**Task to carry out:**
Check every line below for the word "существительные" and copy the ones that have it.

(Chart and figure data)

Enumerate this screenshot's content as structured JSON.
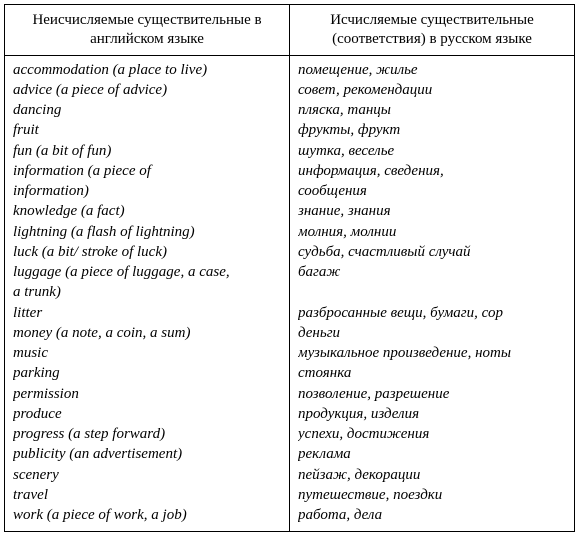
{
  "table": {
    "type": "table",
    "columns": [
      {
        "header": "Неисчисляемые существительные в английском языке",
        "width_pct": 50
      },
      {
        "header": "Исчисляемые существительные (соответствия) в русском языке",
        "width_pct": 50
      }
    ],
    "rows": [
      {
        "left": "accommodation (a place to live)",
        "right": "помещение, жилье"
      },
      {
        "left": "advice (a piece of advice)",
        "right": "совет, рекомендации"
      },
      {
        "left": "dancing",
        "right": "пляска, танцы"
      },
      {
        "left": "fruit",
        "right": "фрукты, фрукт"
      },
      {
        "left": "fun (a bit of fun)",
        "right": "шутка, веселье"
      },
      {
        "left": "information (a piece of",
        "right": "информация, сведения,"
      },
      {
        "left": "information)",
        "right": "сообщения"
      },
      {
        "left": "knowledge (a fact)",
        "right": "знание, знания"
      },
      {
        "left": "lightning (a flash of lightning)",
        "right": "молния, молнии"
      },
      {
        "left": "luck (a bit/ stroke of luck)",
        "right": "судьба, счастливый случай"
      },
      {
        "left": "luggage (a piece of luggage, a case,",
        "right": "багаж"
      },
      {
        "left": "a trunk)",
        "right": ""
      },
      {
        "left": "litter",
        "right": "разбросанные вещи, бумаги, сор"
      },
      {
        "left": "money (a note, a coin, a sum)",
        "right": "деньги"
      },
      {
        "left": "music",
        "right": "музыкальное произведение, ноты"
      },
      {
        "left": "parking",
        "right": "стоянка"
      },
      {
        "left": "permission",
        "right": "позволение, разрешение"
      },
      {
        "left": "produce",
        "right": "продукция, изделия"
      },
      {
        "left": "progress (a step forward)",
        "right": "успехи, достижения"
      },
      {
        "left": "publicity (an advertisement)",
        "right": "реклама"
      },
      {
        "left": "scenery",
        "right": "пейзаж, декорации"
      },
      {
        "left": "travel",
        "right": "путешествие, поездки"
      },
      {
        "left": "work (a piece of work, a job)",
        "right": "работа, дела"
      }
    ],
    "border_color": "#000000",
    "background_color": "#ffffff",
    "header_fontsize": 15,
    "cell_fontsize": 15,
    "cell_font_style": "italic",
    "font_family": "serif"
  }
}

==

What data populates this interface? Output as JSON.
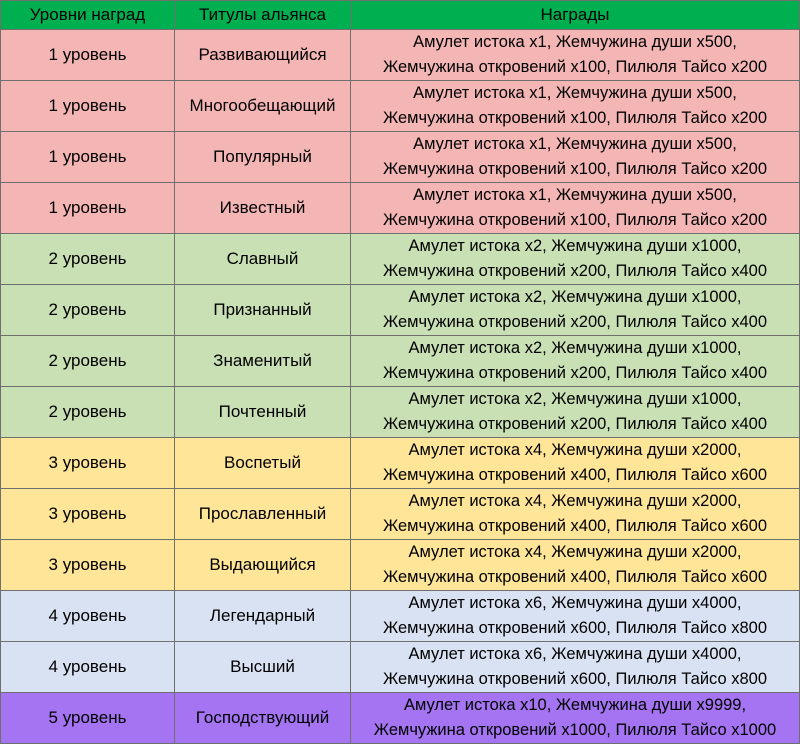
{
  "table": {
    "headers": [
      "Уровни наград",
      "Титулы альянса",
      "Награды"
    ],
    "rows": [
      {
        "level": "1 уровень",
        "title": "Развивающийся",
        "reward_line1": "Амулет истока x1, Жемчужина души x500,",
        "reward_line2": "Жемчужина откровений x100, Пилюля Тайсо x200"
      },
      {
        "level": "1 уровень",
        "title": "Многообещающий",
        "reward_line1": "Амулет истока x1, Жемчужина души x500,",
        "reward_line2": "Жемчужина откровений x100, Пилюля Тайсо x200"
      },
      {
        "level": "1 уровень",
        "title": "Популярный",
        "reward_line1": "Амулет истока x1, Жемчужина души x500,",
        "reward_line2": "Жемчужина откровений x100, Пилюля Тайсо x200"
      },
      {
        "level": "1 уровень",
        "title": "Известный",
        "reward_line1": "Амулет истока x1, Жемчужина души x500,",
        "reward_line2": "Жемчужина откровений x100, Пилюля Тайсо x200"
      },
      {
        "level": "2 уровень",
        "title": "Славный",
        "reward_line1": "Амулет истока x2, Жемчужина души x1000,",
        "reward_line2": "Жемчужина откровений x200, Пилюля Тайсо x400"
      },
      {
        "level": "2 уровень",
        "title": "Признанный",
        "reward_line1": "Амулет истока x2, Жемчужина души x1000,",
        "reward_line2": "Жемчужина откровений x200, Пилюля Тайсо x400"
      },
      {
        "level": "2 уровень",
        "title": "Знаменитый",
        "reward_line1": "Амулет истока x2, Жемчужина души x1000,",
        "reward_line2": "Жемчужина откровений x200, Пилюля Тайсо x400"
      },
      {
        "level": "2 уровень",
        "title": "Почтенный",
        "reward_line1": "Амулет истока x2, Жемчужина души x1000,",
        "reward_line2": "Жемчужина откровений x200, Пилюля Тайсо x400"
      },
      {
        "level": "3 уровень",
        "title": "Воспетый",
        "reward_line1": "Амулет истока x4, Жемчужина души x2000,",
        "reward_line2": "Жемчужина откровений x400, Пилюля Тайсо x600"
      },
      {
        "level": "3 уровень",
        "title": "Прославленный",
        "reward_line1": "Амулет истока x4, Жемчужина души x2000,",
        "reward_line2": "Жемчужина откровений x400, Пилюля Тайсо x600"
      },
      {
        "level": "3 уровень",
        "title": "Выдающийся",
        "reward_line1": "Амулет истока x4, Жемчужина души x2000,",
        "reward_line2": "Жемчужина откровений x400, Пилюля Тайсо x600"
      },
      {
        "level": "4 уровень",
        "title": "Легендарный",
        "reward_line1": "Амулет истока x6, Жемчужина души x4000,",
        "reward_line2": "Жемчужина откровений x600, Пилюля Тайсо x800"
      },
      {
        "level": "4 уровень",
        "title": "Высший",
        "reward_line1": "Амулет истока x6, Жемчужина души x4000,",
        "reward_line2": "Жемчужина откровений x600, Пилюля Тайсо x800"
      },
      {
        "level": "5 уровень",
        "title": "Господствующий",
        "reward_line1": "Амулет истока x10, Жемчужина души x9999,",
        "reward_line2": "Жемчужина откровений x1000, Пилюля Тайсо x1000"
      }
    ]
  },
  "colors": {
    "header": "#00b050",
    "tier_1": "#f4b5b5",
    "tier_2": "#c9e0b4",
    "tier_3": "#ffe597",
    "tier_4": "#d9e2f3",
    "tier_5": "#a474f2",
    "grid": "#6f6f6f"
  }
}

**Written reply:**
        "header": "Неисчисляемые существительные в английском языке",
        "header": "Исчисляемые существительные (соответствия) в русском языке",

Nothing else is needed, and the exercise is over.